Return a copy of each line that holds the string "заявлении".
>> START Data for the task
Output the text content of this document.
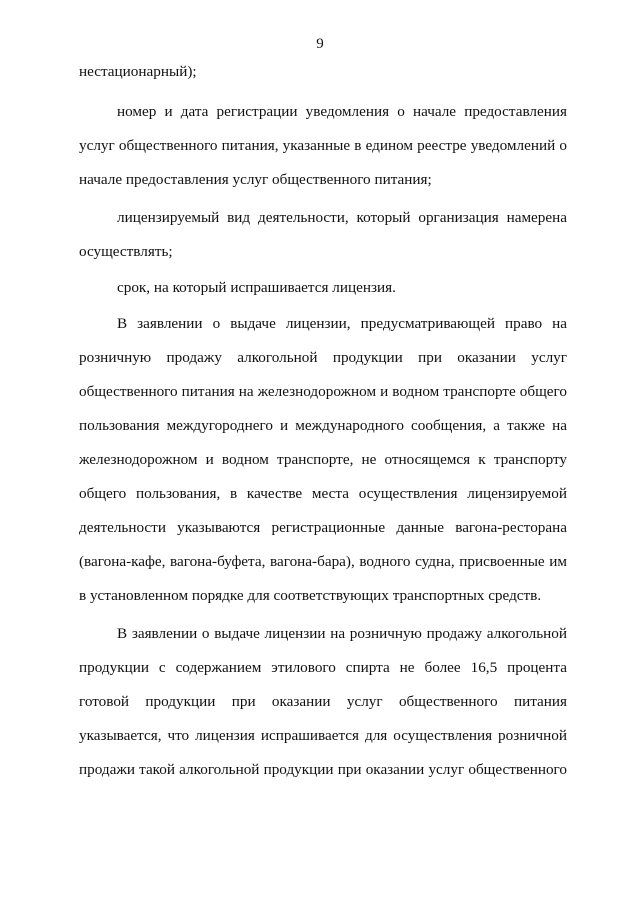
9
нестационарный);
номер и дата регистрации уведомления о начале предоставления
услуг общественного питания, указанные в едином реестре уведомлений о
начале предоставления услуг общественного питания;
лицензируемый вид деятельности, который организация намерена
осуществлять;
срок, на который испрашивается лицензия.
В заявлении о выдаче лицензии, предусматривающей право на
розничную продажу алкогольной продукции при оказании услуг
общественного питания на железнодорожном и водном транспорте общего
пользования междугороднего и международного сообщения, а также на
железнодорожном и водном транспорте, не относящемся к транспорту
общего пользования, в качестве места осуществления лицензируемой
деятельности указываются регистрационные данные вагона-ресторана
(вагона-кафе, вагона-буфета, вагона-бара), водного судна, присвоенные им
в установленном порядке для соответствующих транспортных средств.
В заявлении о выдаче лицензии на розничную продажу алкогольной
продукции с содержанием этилового спирта не более 16,5 процента
готовой продукции при оказании услуг общественного питания
указывается, что лицензия испрашивается для осуществления розничной
продажи такой алкогольной продукции при оказании услуг общественного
>> END Data for the task
Answer for this exercise>
В заявлении о выдаче лицензии, предусматривающей право на
В заявлении о выдаче лицензии на розничную продажу алкогольной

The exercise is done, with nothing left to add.